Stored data
****************

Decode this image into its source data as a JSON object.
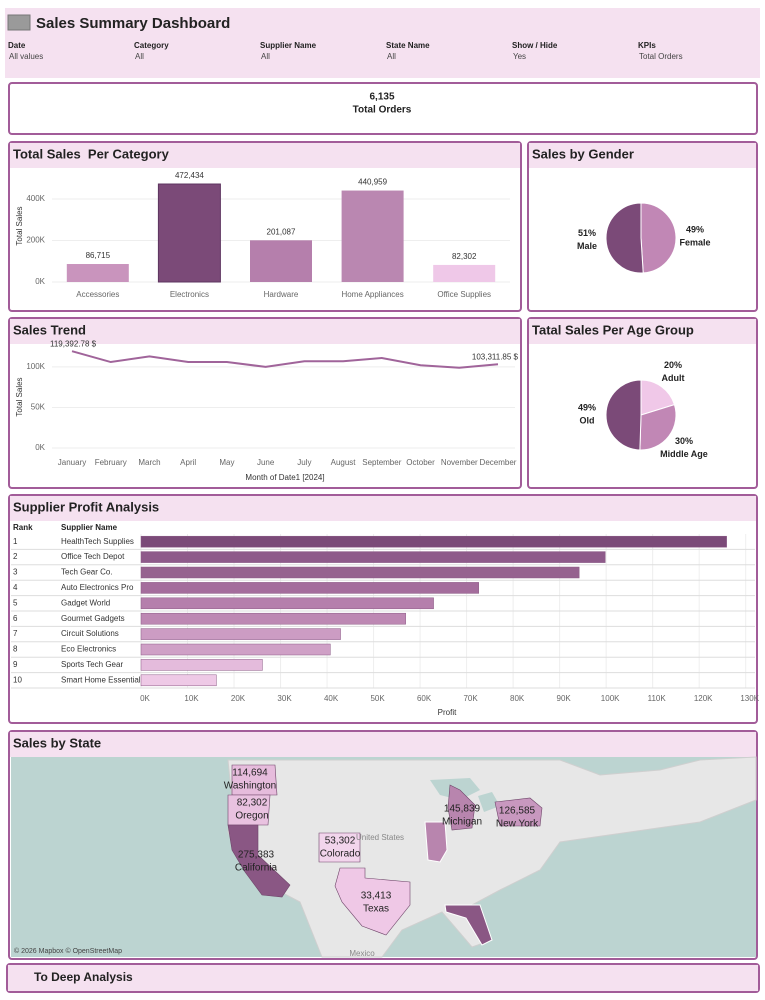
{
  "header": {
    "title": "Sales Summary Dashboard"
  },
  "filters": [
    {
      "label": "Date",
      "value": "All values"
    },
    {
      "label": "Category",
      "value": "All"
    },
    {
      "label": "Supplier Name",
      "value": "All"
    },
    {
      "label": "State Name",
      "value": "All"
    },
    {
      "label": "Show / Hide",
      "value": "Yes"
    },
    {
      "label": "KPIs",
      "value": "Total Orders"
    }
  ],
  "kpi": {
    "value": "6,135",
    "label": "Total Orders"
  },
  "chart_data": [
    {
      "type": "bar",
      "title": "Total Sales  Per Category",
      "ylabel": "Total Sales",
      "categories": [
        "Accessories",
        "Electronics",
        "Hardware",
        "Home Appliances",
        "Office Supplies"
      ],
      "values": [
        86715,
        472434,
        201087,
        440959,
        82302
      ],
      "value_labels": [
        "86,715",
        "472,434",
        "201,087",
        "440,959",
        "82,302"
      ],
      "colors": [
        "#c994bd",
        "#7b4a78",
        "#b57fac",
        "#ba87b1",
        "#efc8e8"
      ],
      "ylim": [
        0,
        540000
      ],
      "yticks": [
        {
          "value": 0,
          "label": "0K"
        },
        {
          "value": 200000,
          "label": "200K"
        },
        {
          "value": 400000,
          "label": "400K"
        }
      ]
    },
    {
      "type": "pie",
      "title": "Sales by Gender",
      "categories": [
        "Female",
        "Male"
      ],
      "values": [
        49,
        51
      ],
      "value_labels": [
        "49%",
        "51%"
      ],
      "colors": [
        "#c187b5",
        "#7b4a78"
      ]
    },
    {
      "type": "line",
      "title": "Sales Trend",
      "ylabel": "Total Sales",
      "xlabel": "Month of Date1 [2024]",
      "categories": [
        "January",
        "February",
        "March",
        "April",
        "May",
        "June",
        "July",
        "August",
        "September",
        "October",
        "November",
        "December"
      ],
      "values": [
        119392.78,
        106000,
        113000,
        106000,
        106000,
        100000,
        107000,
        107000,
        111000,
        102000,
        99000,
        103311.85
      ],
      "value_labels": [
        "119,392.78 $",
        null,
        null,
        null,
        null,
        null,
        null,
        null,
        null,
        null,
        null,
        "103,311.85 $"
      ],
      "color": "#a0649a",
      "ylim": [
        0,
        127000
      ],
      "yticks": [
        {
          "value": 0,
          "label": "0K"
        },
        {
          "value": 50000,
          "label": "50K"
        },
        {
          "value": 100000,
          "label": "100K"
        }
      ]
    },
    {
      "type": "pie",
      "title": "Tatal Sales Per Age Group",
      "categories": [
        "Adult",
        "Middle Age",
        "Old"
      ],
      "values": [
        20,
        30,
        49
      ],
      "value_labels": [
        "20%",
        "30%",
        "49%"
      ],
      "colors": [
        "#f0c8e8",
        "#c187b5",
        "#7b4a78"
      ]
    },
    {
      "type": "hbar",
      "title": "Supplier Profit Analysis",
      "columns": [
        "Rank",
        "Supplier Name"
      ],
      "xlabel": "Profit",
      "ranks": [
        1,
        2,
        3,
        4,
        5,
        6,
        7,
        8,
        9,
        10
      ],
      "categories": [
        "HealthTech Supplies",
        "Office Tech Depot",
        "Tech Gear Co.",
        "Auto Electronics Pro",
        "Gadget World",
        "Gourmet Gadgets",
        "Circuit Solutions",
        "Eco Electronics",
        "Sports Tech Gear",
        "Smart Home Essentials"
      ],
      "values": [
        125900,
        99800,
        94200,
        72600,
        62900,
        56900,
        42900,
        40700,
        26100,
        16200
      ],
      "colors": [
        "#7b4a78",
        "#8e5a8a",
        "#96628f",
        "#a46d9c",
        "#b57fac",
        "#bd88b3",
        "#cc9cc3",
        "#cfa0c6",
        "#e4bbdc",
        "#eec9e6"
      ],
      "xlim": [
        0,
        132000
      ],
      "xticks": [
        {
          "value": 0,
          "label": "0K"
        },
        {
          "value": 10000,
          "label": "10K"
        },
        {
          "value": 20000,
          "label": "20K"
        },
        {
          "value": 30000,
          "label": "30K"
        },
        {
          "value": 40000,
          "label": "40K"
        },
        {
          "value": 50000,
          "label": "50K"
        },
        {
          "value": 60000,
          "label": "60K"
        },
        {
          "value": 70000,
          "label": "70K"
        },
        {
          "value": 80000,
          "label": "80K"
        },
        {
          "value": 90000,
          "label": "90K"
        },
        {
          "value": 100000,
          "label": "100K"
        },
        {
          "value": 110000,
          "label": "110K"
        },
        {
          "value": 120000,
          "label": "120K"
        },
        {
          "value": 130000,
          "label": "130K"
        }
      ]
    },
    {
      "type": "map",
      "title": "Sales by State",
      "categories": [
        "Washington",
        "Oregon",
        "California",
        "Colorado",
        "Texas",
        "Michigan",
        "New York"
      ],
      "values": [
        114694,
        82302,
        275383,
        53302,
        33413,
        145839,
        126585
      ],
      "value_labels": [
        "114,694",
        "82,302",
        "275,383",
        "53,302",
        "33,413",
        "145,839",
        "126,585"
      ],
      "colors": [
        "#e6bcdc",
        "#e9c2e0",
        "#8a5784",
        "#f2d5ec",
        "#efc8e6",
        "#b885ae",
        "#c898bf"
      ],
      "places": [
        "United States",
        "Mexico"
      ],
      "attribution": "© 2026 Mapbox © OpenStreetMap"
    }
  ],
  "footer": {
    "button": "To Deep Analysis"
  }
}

****************

• [Work to be completed]: Omit every picture while copying the listing above exactly.

• [Solution to the exercise]:
Decode this image into its source data as a JSON object.
{
  "header": {
    "title": "Sales Summary Dashboard"
  },
  "filters": [
    {
      "label": "Date",
      "value": "All values"
    },
    {
      "label": "Category",
      "value": "All"
    },
    {
      "label": "Supplier Name",
      "value": "All"
    },
    {
      "label": "State Name",
      "value": "All"
    },
    {
      "label": "Show / Hide",
      "value": "Yes"
    },
    {
      "label": "KPIs",
      "value": "Total Orders"
    }
  ],
  "kpi": {
    "value": "6,135",
    "label": "Total Orders"
  },
  "chart_data": [
    {
      "type": "bar",
      "title": "Total Sales  Per Category",
      "ylabel": "Total Sales",
      "categories": [
        "Accessories",
        "Electronics",
        "Hardware",
        "Home Appliances",
        "Office Supplies"
      ],
      "values": [
        86715,
        472434,
        201087,
        440959,
        82302
      ],
      "value_labels": [
        "86,715",
        "472,434",
        "201,087",
        "440,959",
        "82,302"
      ],
      "colors": [
        "#c994bd",
        "#7b4a78",
        "#b57fac",
        "#ba87b1",
        "#efc8e8"
      ],
      "ylim": [
        0,
        540000
      ],
      "yticks": [
        {
          "value": 0,
          "label": "0K"
        },
        {
          "value": 200000,
          "label": "200K"
        },
        {
          "value": 400000,
          "label": "400K"
        }
      ]
    },
    {
      "type": "pie",
      "title": "Sales by Gender",
      "categories": [
        "Female",
        "Male"
      ],
      "values": [
        49,
        51
      ],
      "value_labels": [
        "49%",
        "51%"
      ],
      "colors": [
        "#c187b5",
        "#7b4a78"
      ]
    },
    {
      "type": "line",
      "title": "Sales Trend",
      "ylabel": "Total Sales",
      "xlabel": "Month of Date1 [2024]",
      "categories": [
        "January",
        "February",
        "March",
        "April",
        "May",
        "June",
        "July",
        "August",
        "September",
        "October",
        "November",
        "December"
      ],
      "values": [
        119392.78,
        106000,
        113000,
        106000,
        106000,
        100000,
        107000,
        107000,
        111000,
        102000,
        99000,
        103311.85
      ],
      "value_labels": [
        "119,392.78 $",
        null,
        null,
        null,
        null,
        null,
        null,
        null,
        null,
        null,
        null,
        "103,311.85 $"
      ],
      "color": "#a0649a",
      "ylim": [
        0,
        127000
      ],
      "yticks": [
        {
          "value": 0,
          "label": "0K"
        },
        {
          "value": 50000,
          "label": "50K"
        },
        {
          "value": 100000,
          "label": "100K"
        }
      ]
    },
    {
      "type": "pie",
      "title": "Tatal Sales Per Age Group",
      "categories": [
        "Adult",
        "Middle Age",
        "Old"
      ],
      "values": [
        20,
        30,
        49
      ],
      "value_labels": [
        "20%",
        "30%",
        "49%"
      ],
      "colors": [
        "#f0c8e8",
        "#c187b5",
        "#7b4a78"
      ]
    },
    {
      "type": "hbar",
      "title": "Supplier Profit Analysis",
      "columns": [
        "Rank",
        "Supplier Name"
      ],
      "xlabel": "Profit",
      "ranks": [
        1,
        2,
        3,
        4,
        5,
        6,
        7,
        8,
        9,
        10
      ],
      "categories": [
        "HealthTech Supplies",
        "Office Tech Depot",
        "Tech Gear Co.",
        "Auto Electronics Pro",
        "Gadget World",
        "Gourmet Gadgets",
        "Circuit Solutions",
        "Eco Electronics",
        "Sports Tech Gear",
        "Smart Home Essentials"
      ],
      "values": [
        125900,
        99800,
        94200,
        72600,
        62900,
        56900,
        42900,
        40700,
        26100,
        16200
      ],
      "colors": [
        "#7b4a78",
        "#8e5a8a",
        "#96628f",
        "#a46d9c",
        "#b57fac",
        "#bd88b3",
        "#cc9cc3",
        "#cfa0c6",
        "#e4bbdc",
        "#eec9e6"
      ],
      "xlim": [
        0,
        132000
      ],
      "xticks": [
        {
          "value": 0,
          "label": "0K"
        },
        {
          "value": 10000,
          "label": "10K"
        },
        {
          "value": 20000,
          "label": "20K"
        },
        {
          "value": 30000,
          "label": "30K"
        },
        {
          "value": 40000,
          "label": "40K"
        },
        {
          "value": 50000,
          "label": "50K"
        },
        {
          "value": 60000,
          "label": "60K"
        },
        {
          "value": 70000,
          "label": "70K"
        },
        {
          "value": 80000,
          "label": "80K"
        },
        {
          "value": 90000,
          "label": "90K"
        },
        {
          "value": 100000,
          "label": "100K"
        },
        {
          "value": 110000,
          "label": "110K"
        },
        {
          "value": 120000,
          "label": "120K"
        },
        {
          "value": 130000,
          "label": "130K"
        }
      ]
    },
    {
      "type": "map",
      "title": "Sales by State",
      "categories": [
        "Washington",
        "Oregon",
        "California",
        "Colorado",
        "Texas",
        "Michigan",
        "New York"
      ],
      "values": [
        114694,
        82302,
        275383,
        53302,
        33413,
        145839,
        126585
      ],
      "value_labels": [
        "114,694",
        "82,302",
        "275,383",
        "53,302",
        "33,413",
        "145,839",
        "126,585"
      ],
      "colors": [
        "#e6bcdc",
        "#e9c2e0",
        "#8a5784",
        "#f2d5ec",
        "#efc8e6",
        "#b885ae",
        "#c898bf"
      ],
      "places": [
        "United States",
        "Mexico"
      ],
      "attribution": "© 2026 Mapbox © OpenStreetMap"
    }
  ],
  "footer": {
    "button": "To Deep Analysis"
  }
}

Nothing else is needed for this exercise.